---------- Records to process

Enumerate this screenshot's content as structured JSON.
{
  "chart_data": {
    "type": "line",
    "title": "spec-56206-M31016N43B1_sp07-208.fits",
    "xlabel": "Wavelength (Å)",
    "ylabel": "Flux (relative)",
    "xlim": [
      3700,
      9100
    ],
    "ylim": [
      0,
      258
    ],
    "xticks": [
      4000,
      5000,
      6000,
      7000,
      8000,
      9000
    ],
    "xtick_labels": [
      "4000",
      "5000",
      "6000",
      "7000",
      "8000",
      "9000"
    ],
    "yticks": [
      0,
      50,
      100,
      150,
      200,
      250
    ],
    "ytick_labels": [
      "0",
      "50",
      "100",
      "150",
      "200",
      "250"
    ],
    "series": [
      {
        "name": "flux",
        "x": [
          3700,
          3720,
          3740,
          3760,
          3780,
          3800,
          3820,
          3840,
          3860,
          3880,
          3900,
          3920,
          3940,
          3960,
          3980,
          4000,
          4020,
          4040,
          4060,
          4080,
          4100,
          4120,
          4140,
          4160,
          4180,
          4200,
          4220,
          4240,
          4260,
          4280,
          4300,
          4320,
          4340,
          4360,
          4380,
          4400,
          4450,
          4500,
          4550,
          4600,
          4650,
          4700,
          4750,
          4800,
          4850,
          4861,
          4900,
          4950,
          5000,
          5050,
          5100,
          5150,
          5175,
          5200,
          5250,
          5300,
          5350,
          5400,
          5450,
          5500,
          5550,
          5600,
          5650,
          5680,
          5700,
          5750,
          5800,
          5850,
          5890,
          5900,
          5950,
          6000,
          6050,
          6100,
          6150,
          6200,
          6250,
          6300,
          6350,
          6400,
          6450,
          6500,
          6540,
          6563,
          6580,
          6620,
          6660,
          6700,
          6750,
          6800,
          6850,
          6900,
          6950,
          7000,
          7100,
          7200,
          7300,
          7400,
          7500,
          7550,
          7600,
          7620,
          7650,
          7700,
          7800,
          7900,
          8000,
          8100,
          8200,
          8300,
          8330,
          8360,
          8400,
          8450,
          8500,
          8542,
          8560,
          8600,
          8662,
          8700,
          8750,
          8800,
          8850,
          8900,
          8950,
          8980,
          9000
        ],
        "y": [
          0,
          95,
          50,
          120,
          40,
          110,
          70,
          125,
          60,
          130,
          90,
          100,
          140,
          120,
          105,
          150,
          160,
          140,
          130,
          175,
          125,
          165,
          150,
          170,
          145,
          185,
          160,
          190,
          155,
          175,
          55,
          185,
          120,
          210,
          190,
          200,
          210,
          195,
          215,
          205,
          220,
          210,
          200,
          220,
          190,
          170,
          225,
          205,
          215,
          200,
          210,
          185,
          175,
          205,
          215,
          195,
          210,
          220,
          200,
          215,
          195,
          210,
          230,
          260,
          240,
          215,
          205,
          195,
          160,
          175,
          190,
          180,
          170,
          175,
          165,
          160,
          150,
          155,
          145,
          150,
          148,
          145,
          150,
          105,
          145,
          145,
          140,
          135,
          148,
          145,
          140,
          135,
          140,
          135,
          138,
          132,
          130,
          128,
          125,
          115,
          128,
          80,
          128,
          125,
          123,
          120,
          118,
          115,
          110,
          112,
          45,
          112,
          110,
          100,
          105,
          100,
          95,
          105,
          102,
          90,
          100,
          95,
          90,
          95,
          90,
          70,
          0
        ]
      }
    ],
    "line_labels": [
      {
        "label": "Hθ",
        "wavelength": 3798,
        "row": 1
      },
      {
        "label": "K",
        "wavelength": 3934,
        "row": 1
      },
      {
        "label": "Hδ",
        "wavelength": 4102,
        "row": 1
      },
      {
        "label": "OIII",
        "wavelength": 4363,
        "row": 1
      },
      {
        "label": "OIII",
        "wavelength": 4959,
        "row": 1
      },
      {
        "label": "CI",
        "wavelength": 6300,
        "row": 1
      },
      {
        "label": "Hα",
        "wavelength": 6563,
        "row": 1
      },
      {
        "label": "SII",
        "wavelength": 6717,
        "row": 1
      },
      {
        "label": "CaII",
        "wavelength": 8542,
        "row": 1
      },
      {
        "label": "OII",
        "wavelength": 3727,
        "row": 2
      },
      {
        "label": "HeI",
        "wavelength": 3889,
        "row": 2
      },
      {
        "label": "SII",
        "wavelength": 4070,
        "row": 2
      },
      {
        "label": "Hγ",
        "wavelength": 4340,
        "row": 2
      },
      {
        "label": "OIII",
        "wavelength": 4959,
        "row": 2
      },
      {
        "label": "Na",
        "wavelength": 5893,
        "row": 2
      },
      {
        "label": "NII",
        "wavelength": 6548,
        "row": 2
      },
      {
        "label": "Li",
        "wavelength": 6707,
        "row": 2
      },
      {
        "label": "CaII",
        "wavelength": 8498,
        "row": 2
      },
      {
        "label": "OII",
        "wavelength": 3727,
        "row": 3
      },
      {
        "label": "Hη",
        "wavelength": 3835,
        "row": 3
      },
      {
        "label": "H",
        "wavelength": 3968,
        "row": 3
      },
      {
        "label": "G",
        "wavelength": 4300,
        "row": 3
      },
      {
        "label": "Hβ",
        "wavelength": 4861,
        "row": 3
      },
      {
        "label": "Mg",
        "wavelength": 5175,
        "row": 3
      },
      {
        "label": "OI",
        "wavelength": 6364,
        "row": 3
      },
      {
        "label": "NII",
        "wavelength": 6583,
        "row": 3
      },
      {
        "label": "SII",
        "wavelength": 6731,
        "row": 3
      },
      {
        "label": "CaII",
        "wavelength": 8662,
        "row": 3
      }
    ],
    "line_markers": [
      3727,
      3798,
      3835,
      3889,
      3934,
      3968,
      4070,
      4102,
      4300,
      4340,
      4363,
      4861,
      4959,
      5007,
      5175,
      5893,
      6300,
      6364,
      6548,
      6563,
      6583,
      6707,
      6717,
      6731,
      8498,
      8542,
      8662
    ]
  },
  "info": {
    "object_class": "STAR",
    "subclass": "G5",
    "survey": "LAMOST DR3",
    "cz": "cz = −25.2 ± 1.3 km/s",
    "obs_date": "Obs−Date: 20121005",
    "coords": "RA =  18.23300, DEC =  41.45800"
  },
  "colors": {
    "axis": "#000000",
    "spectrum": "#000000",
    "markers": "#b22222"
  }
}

--------------------

Send back each record exactly as it stands.

Completed exercise:
Enumerate this screenshot's content as structured JSON.
{
  "chart_data": {
    "type": "line",
    "title": "spec-56206-M31016N43B1_sp07-208.fits",
    "xlabel": "Wavelength (Å)",
    "ylabel": "Flux (relative)",
    "xlim": [
      3700,
      9100
    ],
    "ylim": [
      0,
      258
    ],
    "xticks": [
      4000,
      5000,
      6000,
      7000,
      8000,
      9000
    ],
    "xtick_labels": [
      "4000",
      "5000",
      "6000",
      "7000",
      "8000",
      "9000"
    ],
    "yticks": [
      0,
      50,
      100,
      150,
      200,
      250
    ],
    "ytick_labels": [
      "0",
      "50",
      "100",
      "150",
      "200",
      "250"
    ],
    "series": [
      {
        "name": "flux",
        "x": [
          3700,
          3720,
          3740,
          3760,
          3780,
          3800,
          3820,
          3840,
          3860,
          3880,
          3900,
          3920,
          3940,
          3960,
          3980,
          4000,
          4020,
          4040,
          4060,
          4080,
          4100,
          4120,
          4140,
          4160,
          4180,
          4200,
          4220,
          4240,
          4260,
          4280,
          4300,
          4320,
          4340,
          4360,
          4380,
          4400,
          4450,
          4500,
          4550,
          4600,
          4650,
          4700,
          4750,
          4800,
          4850,
          4861,
          4900,
          4950,
          5000,
          5050,
          5100,
          5150,
          5175,
          5200,
          5250,
          5300,
          5350,
          5400,
          5450,
          5500,
          5550,
          5600,
          5650,
          5680,
          5700,
          5750,
          5800,
          5850,
          5890,
          5900,
          5950,
          6000,
          6050,
          6100,
          6150,
          6200,
          6250,
          6300,
          6350,
          6400,
          6450,
          6500,
          6540,
          6563,
          6580,
          6620,
          6660,
          6700,
          6750,
          6800,
          6850,
          6900,
          6950,
          7000,
          7100,
          7200,
          7300,
          7400,
          7500,
          7550,
          7600,
          7620,
          7650,
          7700,
          7800,
          7900,
          8000,
          8100,
          8200,
          8300,
          8330,
          8360,
          8400,
          8450,
          8500,
          8542,
          8560,
          8600,
          8662,
          8700,
          8750,
          8800,
          8850,
          8900,
          8950,
          8980,
          9000
        ],
        "y": [
          0,
          95,
          50,
          120,
          40,
          110,
          70,
          125,
          60,
          130,
          90,
          100,
          140,
          120,
          105,
          150,
          160,
          140,
          130,
          175,
          125,
          165,
          150,
          170,
          145,
          185,
          160,
          190,
          155,
          175,
          55,
          185,
          120,
          210,
          190,
          200,
          210,
          195,
          215,
          205,
          220,
          210,
          200,
          220,
          190,
          170,
          225,
          205,
          215,
          200,
          210,
          185,
          175,
          205,
          215,
          195,
          210,
          220,
          200,
          215,
          195,
          210,
          230,
          260,
          240,
          215,
          205,
          195,
          160,
          175,
          190,
          180,
          170,
          175,
          165,
          160,
          150,
          155,
          145,
          150,
          148,
          145,
          150,
          105,
          145,
          145,
          140,
          135,
          148,
          145,
          140,
          135,
          140,
          135,
          138,
          132,
          130,
          128,
          125,
          115,
          128,
          80,
          128,
          125,
          123,
          120,
          118,
          115,
          110,
          112,
          45,
          112,
          110,
          100,
          105,
          100,
          95,
          105,
          102,
          90,
          100,
          95,
          90,
          95,
          90,
          70,
          0
        ]
      }
    ],
    "line_labels": [
      {
        "label": "Hθ",
        "wavelength": 3798,
        "row": 1
      },
      {
        "label": "K",
        "wavelength": 3934,
        "row": 1
      },
      {
        "label": "Hδ",
        "wavelength": 4102,
        "row": 1
      },
      {
        "label": "OIII",
        "wavelength": 4363,
        "row": 1
      },
      {
        "label": "OIII",
        "wavelength": 4959,
        "row": 1
      },
      {
        "label": "CI",
        "wavelength": 6300,
        "row": 1
      },
      {
        "label": "Hα",
        "wavelength": 6563,
        "row": 1
      },
      {
        "label": "SII",
        "wavelength": 6717,
        "row": 1
      },
      {
        "label": "CaII",
        "wavelength": 8542,
        "row": 1
      },
      {
        "label": "OII",
        "wavelength": 3727,
        "row": 2
      },
      {
        "label": "HeI",
        "wavelength": 3889,
        "row": 2
      },
      {
        "label": "SII",
        "wavelength": 4070,
        "row": 2
      },
      {
        "label": "Hγ",
        "wavelength": 4340,
        "row": 2
      },
      {
        "label": "OIII",
        "wavelength": 4959,
        "row": 2
      },
      {
        "label": "Na",
        "wavelength": 5893,
        "row": 2
      },
      {
        "label": "NII",
        "wavelength": 6548,
        "row": 2
      },
      {
        "label": "Li",
        "wavelength": 6707,
        "row": 2
      },
      {
        "label": "CaII",
        "wavelength": 8498,
        "row": 2
      },
      {
        "label": "OII",
        "wavelength": 3727,
        "row": 3
      },
      {
        "label": "Hη",
        "wavelength": 3835,
        "row": 3
      },
      {
        "label": "H",
        "wavelength": 3968,
        "row": 3
      },
      {
        "label": "G",
        "wavelength": 4300,
        "row": 3
      },
      {
        "label": "Hβ",
        "wavelength": 4861,
        "row": 3
      },
      {
        "label": "Mg",
        "wavelength": 5175,
        "row": 3
      },
      {
        "label": "OI",
        "wavelength": 6364,
        "row": 3
      },
      {
        "label": "NII",
        "wavelength": 6583,
        "row": 3
      },
      {
        "label": "SII",
        "wavelength": 6731,
        "row": 3
      },
      {
        "label": "CaII",
        "wavelength": 8662,
        "row": 3
      }
    ],
    "line_markers": [
      3727,
      3798,
      3835,
      3889,
      3934,
      3968,
      4070,
      4102,
      4300,
      4340,
      4363,
      4861,
      4959,
      5007,
      5175,
      5893,
      6300,
      6364,
      6548,
      6563,
      6583,
      6707,
      6717,
      6731,
      8498,
      8542,
      8662
    ]
  },
  "info": {
    "object_class": "STAR",
    "subclass": "G5",
    "survey": "LAMOST DR3",
    "cz": "cz = −25.2 ± 1.3 km/s",
    "obs_date": "Obs−Date: 20121005",
    "coords": "RA =  18.23300, DEC =  41.45800"
  },
  "colors": {
    "axis": "#000000",
    "spectrum": "#000000",
    "markers": "#b22222"
  }
}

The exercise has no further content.